— Raw records —
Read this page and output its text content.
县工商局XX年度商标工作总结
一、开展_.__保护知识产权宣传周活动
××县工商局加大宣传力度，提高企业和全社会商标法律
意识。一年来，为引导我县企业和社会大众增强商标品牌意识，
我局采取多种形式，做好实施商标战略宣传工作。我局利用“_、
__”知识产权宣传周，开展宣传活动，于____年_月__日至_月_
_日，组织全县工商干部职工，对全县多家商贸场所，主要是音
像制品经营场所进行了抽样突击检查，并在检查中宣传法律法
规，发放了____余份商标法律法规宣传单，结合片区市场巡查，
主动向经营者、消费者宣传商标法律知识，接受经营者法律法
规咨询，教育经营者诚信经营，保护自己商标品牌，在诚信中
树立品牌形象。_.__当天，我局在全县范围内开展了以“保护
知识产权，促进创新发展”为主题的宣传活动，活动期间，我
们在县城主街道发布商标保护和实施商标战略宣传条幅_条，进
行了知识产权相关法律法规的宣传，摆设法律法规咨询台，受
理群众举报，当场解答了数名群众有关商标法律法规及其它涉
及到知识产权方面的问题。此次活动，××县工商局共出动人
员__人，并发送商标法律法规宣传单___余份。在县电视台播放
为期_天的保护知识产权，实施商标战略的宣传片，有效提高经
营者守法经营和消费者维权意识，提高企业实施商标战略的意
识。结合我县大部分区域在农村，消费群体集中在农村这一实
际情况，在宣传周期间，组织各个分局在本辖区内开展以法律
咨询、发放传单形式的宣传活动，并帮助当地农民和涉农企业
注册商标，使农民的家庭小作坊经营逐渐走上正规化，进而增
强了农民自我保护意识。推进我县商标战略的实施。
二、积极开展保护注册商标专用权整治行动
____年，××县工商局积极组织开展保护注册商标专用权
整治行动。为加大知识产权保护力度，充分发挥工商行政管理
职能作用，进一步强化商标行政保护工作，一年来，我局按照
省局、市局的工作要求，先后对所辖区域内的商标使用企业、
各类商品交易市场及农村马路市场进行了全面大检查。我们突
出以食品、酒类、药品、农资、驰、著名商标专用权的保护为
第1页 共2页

— Set exercise —
Write out every record verbatim.

— Result of the task —
Read this page and output its text content.
县工商局XX年度商标工作总结
一、开展_.__保护知识产权宣传周活动
××县工商局加大宣传力度，提高企业和全社会商标法律
意识。一年来，为引导我县企业和社会大众增强商标品牌意识，
我局采取多种形式，做好实施商标战略宣传工作。我局利用“_、
__”知识产权宣传周，开展宣传活动，于____年_月__日至_月_
_日，组织全县工商干部职工，对全县多家商贸场所，主要是音
像制品经营场所进行了抽样突击检查，并在检查中宣传法律法
规，发放了____余份商标法律法规宣传单，结合片区市场巡查，
主动向经营者、消费者宣传商标法律知识，接受经营者法律法
规咨询，教育经营者诚信经营，保护自己商标品牌，在诚信中
树立品牌形象。_.__当天，我局在全县范围内开展了以“保护
知识产权，促进创新发展”为主题的宣传活动，活动期间，我
们在县城主街道发布商标保护和实施商标战略宣传条幅_条，进
行了知识产权相关法律法规的宣传，摆设法律法规咨询台，受
理群众举报，当场解答了数名群众有关商标法律法规及其它涉
及到知识产权方面的问题。此次活动，××县工商局共出动人
员__人，并发送商标法律法规宣传单___余份。在县电视台播放
为期_天的保护知识产权，实施商标战略的宣传片，有效提高经
营者守法经营和消费者维权意识，提高企业实施商标战略的意
识。结合我县大部分区域在农村，消费群体集中在农村这一实
际情况，在宣传周期间，组织各个分局在本辖区内开展以法律
咨询、发放传单形式的宣传活动，并帮助当地农民和涉农企业
注册商标，使农民的家庭小作坊经营逐渐走上正规化，进而增
强了农民自我保护意识。推进我县商标战略的实施。
二、积极开展保护注册商标专用权整治行动
____年，××县工商局积极组织开展保护注册商标专用权
整治行动。为加大知识产权保护力度，充分发挥工商行政管理
职能作用，进一步强化商标行政保护工作，一年来，我局按照
省局、市局的工作要求，先后对所辖区域内的商标使用企业、
各类商品交易市场及农村马路市场进行了全面大检查。我们突
出以食品、酒类、药品、农资、驰、著名商标专用权的保护为
第1页 共2页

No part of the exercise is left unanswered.